* **PROBLEM DETAILS**
Locate each line with the string "冷却至室温后加入沸石" in the listing below and copy it.

* **GIVEN DATA**

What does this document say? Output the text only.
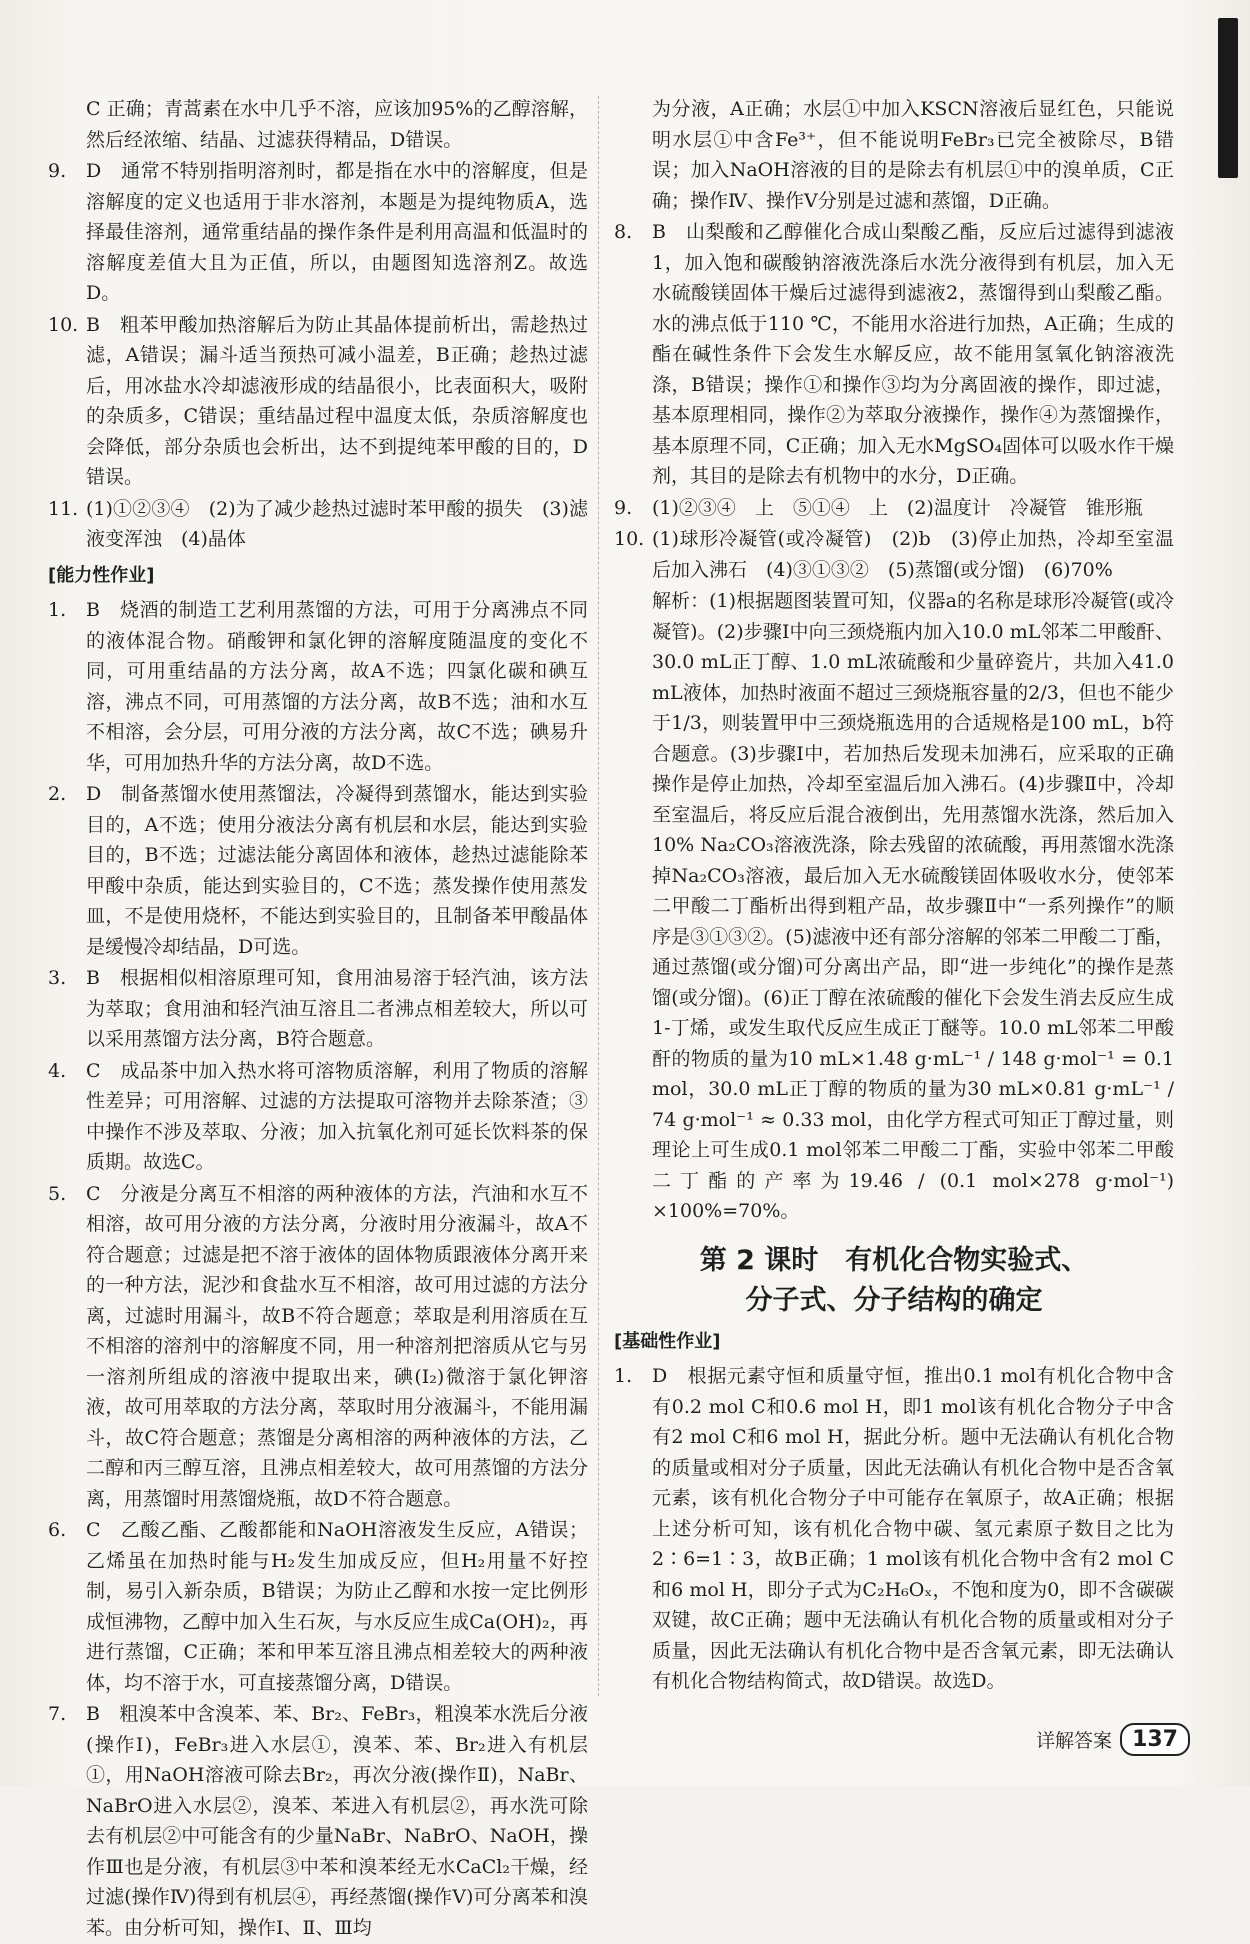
C 正确；青蒿素在水中几乎不溶，应该加95%的乙醇溶解，然后经浓缩、结晶、过滤获得精品，D错误。
9. D　通常不特别指明溶剂时，都是指在水中的溶解度，但是溶解度的定义也适用于非水溶剂，本题是为提纯物质A，选择最佳溶剂，通常重结晶的操作条件是利用高温和低温时的溶解度差值大且为正值，所以，由题图知选溶剂Z。故选D。
10. B　粗苯甲酸加热溶解后为防止其晶体提前析出，需趁热过滤，A错误；漏斗适当预热可减小温差，B正确；趁热过滤后，用冰盐水冷却滤液形成的结晶很小，比表面积大，吸附的杂质多，C错误；重结晶过程中温度太低，杂质溶解度也会降低，部分杂质也会析出，达不到提纯苯甲酸的目的，D错误。
11. (1)①②③④　(2)为了减少趁热过滤时苯甲酸的损失　(3)滤液变浑浊　(4)晶体
[能力性作业]
1. B　烧酒的制造工艺利用蒸馏的方法，可用于分离沸点不同的液体混合物。硝酸钾和氯化钾的溶解度随温度的变化不同，可用重结晶的方法分离，故A不选；四氯化碳和碘互溶，沸点不同，可用蒸馏的方法分离，故B不选；油和水互不相溶，会分层，可用分液的方法分离，故C不选；碘易升华，可用加热升华的方法分离，故D不选。
2. D　制备蒸馏水使用蒸馏法，冷凝得到蒸馏水，能达到实验目的，A不选；使用分液法分离有机层和水层，能达到实验目的，B不选；过滤法能分离固体和液体，趁热过滤能除苯甲酸中杂质，能达到实验目的，C不选；蒸发操作使用蒸发皿，不是使用烧杯，不能达到实验目的，且制备苯甲酸晶体是缓慢冷却结晶，D可选。
3. B　根据相似相溶原理可知，食用油易溶于轻汽油，该方法为萃取；食用油和轻汽油互溶且二者沸点相差较大，所以可以采用蒸馏方法分离，B符合题意。
4. C　成品茶中加入热水将可溶物质溶解，利用了物质的溶解性差异；可用溶解、过滤的方法提取可溶物并去除茶渣；③中操作不涉及萃取、分液；加入抗氧化剂可延长饮料茶的保质期。故选C。
5. C　分液是分离互不相溶的两种液体的方法，汽油和水互不相溶，故可用分液的方法分离，分液时用分液漏斗，故A不符合题意；过滤是把不溶于液体的固体物质跟液体分离开来的一种方法，泥沙和食盐水互不相溶，故可用过滤的方法分离，过滤时用漏斗，故B不符合题意；萃取是利用溶质在互不相溶的溶剂中的溶解度不同，用一种溶剂把溶质从它与另一溶剂所组成的溶液中提取出来，碘(I₂)微溶于氯化钾溶液，故可用萃取的方法分离，萃取时用分液漏斗，不能用漏斗，故C符合题意；蒸馏是分离相溶的两种液体的方法，乙二醇和丙三醇互溶，且沸点相差较大，故可用蒸馏的方法分离，用蒸馏时用蒸馏烧瓶，故D不符合题意。
6. C　乙酸乙酯、乙酸都能和NaOH溶液发生反应，A错误；乙烯虽在加热时能与H₂发生加成反应，但H₂用量不好控制，易引入新杂质，B错误；为防止乙醇和水按一定比例形成恒沸物，乙醇中加入生石灰，与水反应生成Ca(OH)₂，再进行蒸馏，C正确；苯和甲苯互溶且沸点相差较大的两种液体，均不溶于水，可直接蒸馏分离，D错误。
7. B　粗溴苯中含溴苯、苯、Br₂、FeBr₃，粗溴苯水洗后分液(操作Ⅰ)，FeBr₃进入水层①，溴苯、苯、Br₂进入有机层①，用NaOH溶液可除去Br₂，再次分液(操作Ⅱ)，NaBr、NaBrO进入水层②，溴苯、苯进入有机层②，再水洗可除去有机层②中可能含有的少量NaBr、NaBrO、NaOH，操作Ⅲ也是分液，有机层③中苯和溴苯经无水CaCl₂干燥，经过滤(操作Ⅳ)得到有机层④，再经蒸馏(操作Ⅴ)可分离苯和溴苯。由分析可知，操作Ⅰ、Ⅱ、Ⅲ均
为分液，A正确；水层①中加入KSCN溶液后显红色，只能说明水层①中含Fe³⁺，但不能说明FeBr₃已完全被除尽，B错误；加入NaOH溶液的目的是除去有机层①中的溴单质，C正确；操作Ⅳ、操作Ⅴ分别是过滤和蒸馏，D正确。
8. B　山梨酸和乙醇催化合成山梨酸乙酯，反应后过滤得到滤液1，加入饱和碳酸钠溶液洗涤后水洗分液得到有机层，加入无水硫酸镁固体干燥后过滤得到滤液2，蒸馏得到山梨酸乙酯。水的沸点低于110 ℃，不能用水浴进行加热，A正确；生成的酯在碱性条件下会发生水解反应，故不能用氢氧化钠溶液洗涤，B错误；操作①和操作③均为分离固液的操作，即过滤，基本原理相同，操作②为萃取分液操作，操作④为蒸馏操作，基本原理不同，C正确；加入无水MgSO₄固体可以吸水作干燥剂，其目的是除去有机物中的水分，D正确。
9. (1)②③④　上　⑤①④　上　(2)温度计　冷凝管　锥形瓶
10. (1)球形冷凝管(或冷凝管)　(2)b　(3)停止加热，冷却至室温后加入沸石　(4)③①③②　(5)蒸馏(或分馏)　(6)70%
解析：(1)根据题图装置可知，仪器a的名称是球形冷凝管(或冷凝管)。(2)步骤Ⅰ中向三颈烧瓶内加入10.0 mL邻苯二甲酸酐、30.0 mL正丁醇、1.0 mL浓硫酸和少量碎瓷片，共加入41.0 mL液体，加热时液面不超过三颈烧瓶容量的2/3，但也不能少于1/3，则装置甲中三颈烧瓶选用的合适规格是100 mL，b符合题意。(3)步骤Ⅰ中，若加热后发现未加沸石，应采取的正确操作是停止加热，冷却至室温后加入沸石。(4)步骤Ⅱ中，冷却至室温后，将反应后混合液倒出，先用蒸馏水洗涤，然后加入10% Na₂CO₃溶液洗涤，除去残留的浓硫酸，再用蒸馏水洗涤掉Na₂CO₃溶液，最后加入无水硫酸镁固体吸收水分，使邻苯二甲酸二丁酯析出得到粗产品，故步骤Ⅱ中“一系列操作”的顺序是③①③②。(5)滤液中还有部分溶解的邻苯二甲酸二丁酯，通过蒸馏(或分馏)可分离出产品，即“进一步纯化”的操作是蒸馏(或分馏)。(6)正丁醇在浓硫酸的催化下会发生消去反应生成1-丁烯，或发生取代反应生成正丁醚等。10.0 mL邻苯二甲酸酐的物质的量为10 mL×1.48 g·mL⁻¹ / 148 g·mol⁻¹ = 0.1 mol，30.0 mL正丁醇的物质的量为30 mL×0.81 g·mL⁻¹ / 74 g·mol⁻¹ ≈ 0.33 mol，由化学方程式可知正丁醇过量，则理论上可生成0.1 mol邻苯二甲酸二丁酯，实验中邻苯二甲酸二丁酯的产率为19.46 / (0.1 mol×278 g·mol⁻¹) ×100%=70%。
第 2 课时　有机化合物实验式、
分子式、分子结构的确定
[基础性作业]
1. D　根据元素守恒和质量守恒，推出0.1 mol有机化合物中含有0.2 mol C和0.6 mol H，即1 mol该有机化合物分子中含有2 mol C和6 mol H，据此分析。题中无法确认有机化合物的质量或相对分子质量，因此无法确认有机化合物中是否含氧元素，该有机化合物分子中可能存在氧原子，故A正确；根据上述分析可知，该有机化合物中碳、氢元素原子数目之比为2∶6=1∶3，故B正确；1 mol该有机化合物中含有2 mol C和6 mol H，即分子式为C₂H₆Oₓ，不饱和度为0，即不含碳碳双键，故C正确；题中无法确认有机化合物的质量或相对分子质量，因此无法确认有机化合物中是否含氧元素，即无法确认有机化合物结构简式，故D错误。故选D。
详解答案 137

* **RESPONSE TO THIS EXERCISE**
10. (1)球形冷凝管(或冷凝管)　(2)b　(3)停止加热，冷却至室温后加入沸石　(4)③①③②　(5)蒸馏(或分馏)　(6)70%
解析：(1)根据题图装置可知，仪器a的名称是球形冷凝管(或冷凝管)。(2)步骤Ⅰ中向三颈烧瓶内加入10.0 mL邻苯二甲酸酐、30.0 mL正丁醇、1.0 mL浓硫酸和少量碎瓷片，共加入41.0 mL液体，加热时液面不超过三颈烧瓶容量的2/3，但也不能少于1/3，则装置甲中三颈烧瓶选用的合适规格是100 mL，b符合题意。(3)步骤Ⅰ中，若加热后发现未加沸石，应采取的正确操作是停止加热，冷却至室温后加入沸石。(4)步骤Ⅱ中，冷却至室温后，将反应后混合液倒出，先用蒸馏水洗涤，然后加入10% Na₂CO₃溶液洗涤，除去残留的浓硫酸，再用蒸馏水洗涤掉Na₂CO₃溶液，最后加入无水硫酸镁固体吸收水分，使邻苯二甲酸二丁酯析出得到粗产品，故步骤Ⅱ中“一系列操作”的顺序是③①③②。(5)滤液中还有部分溶解的邻苯二甲酸二丁酯，通过蒸馏(或分馏)可分离出产品，即“进一步纯化”的操作是蒸馏(或分馏)。(6)正丁醇在浓硫酸的催化下会发生消去反应生成1-丁烯，或发生取代反应生成正丁醚等。10.0 mL邻苯二甲酸酐的物质的量为10 mL×1.48 g·mL⁻¹ / 148 g·mol⁻¹ = 0.1 mol，30.0 mL正丁醇的物质的量为30 mL×0.81 g·mL⁻¹ / 74 g·mol⁻¹ ≈ 0.33 mol，由化学方程式可知正丁醇过量，则理论上可生成0.1 mol邻苯二甲酸二丁酯，实验中邻苯二甲酸二丁酯的产率为19.46 / (0.1 mol×278 g·mol⁻¹) ×100%=70%。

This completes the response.